» WHAT TO WORK ON
Scan the records for the string "Install"; copy each line where it occurs.

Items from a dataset
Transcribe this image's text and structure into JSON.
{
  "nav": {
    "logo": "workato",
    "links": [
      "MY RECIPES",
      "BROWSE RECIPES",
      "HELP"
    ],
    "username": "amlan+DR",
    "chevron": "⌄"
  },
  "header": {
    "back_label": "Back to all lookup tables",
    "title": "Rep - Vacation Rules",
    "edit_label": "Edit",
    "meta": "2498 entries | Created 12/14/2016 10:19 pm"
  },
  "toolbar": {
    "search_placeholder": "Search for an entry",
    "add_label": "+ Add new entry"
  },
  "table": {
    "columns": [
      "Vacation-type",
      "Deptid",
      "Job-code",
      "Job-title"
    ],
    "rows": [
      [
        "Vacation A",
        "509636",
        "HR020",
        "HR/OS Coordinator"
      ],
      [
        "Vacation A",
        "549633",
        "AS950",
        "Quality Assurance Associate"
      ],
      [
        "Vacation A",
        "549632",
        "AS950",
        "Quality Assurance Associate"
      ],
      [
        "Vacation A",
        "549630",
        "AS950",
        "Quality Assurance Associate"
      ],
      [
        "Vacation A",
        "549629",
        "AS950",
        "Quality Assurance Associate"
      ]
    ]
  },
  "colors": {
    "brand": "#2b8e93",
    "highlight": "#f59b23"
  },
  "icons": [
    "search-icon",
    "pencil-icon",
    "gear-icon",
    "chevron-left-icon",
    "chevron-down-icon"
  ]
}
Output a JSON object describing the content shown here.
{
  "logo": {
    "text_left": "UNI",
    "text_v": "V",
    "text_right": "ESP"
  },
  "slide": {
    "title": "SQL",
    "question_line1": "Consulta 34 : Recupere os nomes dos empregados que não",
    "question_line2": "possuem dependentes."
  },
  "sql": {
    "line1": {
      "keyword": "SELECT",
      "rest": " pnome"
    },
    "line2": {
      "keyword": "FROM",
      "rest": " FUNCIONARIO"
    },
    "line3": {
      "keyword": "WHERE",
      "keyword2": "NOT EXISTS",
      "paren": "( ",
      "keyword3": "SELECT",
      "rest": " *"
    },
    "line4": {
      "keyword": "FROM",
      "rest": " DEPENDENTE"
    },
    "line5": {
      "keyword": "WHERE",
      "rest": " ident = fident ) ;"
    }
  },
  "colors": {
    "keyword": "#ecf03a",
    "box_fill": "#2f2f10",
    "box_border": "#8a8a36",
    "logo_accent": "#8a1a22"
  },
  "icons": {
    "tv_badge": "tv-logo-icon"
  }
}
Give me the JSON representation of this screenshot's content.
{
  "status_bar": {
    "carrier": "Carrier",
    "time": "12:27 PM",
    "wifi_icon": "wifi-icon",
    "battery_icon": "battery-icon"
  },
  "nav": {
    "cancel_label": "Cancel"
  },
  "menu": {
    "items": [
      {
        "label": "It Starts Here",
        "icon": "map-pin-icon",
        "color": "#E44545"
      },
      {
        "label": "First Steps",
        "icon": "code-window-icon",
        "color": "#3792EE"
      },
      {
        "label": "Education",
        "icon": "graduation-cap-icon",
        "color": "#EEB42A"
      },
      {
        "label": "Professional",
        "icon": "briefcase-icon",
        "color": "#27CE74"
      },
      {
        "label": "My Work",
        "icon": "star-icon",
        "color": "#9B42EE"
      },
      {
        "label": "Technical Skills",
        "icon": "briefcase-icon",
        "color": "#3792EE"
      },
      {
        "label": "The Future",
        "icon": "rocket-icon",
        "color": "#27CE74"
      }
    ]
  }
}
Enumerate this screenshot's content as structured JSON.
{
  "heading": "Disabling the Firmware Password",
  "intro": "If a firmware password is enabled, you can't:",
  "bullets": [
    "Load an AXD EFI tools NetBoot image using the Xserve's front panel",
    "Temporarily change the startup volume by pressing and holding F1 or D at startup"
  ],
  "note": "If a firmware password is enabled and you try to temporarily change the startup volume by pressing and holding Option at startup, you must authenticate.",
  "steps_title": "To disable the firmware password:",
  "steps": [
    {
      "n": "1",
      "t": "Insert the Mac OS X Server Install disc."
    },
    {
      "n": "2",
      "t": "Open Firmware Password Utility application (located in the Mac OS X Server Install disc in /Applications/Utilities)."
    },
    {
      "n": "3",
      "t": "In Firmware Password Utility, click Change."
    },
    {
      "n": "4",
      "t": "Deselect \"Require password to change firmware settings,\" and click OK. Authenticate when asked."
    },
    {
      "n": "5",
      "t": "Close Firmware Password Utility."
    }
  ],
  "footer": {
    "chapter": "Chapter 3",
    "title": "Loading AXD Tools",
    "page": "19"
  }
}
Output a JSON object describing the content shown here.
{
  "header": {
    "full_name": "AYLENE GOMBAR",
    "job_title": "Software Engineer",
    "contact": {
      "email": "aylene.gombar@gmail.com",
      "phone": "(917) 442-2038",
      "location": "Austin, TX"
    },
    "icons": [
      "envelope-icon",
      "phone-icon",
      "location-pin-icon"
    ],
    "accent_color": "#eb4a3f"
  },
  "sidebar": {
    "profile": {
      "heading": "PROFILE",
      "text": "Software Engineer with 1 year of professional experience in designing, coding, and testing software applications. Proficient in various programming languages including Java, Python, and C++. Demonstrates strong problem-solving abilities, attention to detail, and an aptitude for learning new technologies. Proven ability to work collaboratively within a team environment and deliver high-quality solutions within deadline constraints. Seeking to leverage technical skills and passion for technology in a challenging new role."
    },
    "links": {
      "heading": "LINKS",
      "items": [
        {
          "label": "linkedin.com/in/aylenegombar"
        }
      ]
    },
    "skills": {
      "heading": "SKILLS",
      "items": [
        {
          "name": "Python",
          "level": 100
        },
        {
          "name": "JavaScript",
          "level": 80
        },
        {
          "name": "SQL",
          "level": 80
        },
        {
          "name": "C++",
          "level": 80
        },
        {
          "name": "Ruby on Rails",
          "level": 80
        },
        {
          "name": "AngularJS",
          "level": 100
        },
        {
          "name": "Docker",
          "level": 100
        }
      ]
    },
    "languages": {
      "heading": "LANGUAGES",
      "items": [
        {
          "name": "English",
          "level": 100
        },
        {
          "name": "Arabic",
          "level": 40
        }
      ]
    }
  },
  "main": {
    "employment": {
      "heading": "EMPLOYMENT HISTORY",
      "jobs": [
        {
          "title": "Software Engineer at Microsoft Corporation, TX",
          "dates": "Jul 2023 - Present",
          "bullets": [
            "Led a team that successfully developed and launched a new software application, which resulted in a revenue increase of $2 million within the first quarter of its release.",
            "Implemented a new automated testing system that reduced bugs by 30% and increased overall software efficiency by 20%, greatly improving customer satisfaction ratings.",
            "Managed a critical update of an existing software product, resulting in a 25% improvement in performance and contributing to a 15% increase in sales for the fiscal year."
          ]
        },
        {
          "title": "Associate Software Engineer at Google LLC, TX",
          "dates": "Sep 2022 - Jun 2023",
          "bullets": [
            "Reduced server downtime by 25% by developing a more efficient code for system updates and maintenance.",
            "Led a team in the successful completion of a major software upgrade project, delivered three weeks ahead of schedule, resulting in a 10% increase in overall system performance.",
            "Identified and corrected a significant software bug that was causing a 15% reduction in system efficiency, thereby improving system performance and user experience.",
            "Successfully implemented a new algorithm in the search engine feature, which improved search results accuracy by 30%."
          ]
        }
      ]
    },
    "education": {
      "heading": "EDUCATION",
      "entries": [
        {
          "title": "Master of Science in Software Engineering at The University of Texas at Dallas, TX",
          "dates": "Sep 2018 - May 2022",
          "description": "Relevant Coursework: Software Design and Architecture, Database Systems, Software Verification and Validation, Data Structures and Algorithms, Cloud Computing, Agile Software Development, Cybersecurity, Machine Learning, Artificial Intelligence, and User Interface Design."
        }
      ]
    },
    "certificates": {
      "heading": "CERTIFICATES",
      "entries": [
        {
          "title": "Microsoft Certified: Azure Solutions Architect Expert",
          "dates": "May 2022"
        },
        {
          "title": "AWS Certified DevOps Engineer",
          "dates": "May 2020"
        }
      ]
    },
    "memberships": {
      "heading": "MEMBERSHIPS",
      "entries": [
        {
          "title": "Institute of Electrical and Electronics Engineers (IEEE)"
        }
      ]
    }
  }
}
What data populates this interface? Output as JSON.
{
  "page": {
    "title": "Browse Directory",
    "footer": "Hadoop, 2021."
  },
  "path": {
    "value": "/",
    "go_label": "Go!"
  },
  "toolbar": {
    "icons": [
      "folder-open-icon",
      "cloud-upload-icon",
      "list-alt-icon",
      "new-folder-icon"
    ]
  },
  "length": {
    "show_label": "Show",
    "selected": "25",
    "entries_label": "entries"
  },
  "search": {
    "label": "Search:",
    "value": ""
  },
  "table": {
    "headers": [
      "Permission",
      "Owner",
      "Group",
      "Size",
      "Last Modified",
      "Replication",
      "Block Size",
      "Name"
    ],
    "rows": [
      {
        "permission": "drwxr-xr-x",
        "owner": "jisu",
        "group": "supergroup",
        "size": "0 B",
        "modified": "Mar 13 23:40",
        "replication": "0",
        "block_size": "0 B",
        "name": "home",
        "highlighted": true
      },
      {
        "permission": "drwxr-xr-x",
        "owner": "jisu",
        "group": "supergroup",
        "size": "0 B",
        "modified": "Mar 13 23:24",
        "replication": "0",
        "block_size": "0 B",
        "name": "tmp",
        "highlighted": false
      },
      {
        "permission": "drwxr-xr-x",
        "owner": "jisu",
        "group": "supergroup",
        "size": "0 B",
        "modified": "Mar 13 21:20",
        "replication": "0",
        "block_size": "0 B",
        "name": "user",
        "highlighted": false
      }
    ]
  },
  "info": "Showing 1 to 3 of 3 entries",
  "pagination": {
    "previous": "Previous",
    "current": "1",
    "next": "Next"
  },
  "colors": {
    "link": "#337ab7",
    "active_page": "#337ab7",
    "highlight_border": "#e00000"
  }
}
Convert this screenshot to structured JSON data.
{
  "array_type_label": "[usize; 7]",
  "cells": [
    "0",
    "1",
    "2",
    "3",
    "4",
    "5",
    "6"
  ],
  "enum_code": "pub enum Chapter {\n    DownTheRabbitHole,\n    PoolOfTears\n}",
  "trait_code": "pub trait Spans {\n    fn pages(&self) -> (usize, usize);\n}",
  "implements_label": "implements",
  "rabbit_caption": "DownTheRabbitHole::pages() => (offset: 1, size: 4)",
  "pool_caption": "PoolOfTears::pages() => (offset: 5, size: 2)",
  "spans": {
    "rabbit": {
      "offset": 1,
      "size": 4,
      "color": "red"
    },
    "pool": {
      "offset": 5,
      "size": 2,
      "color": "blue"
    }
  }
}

» WRITTEN RESPONSE
      "t": "Insert the Mac OS X Server Install disc."
      "t": "Open Firmware Password Utility application (located in the Mac OS X Server Install disc in /Applications/Utilities)."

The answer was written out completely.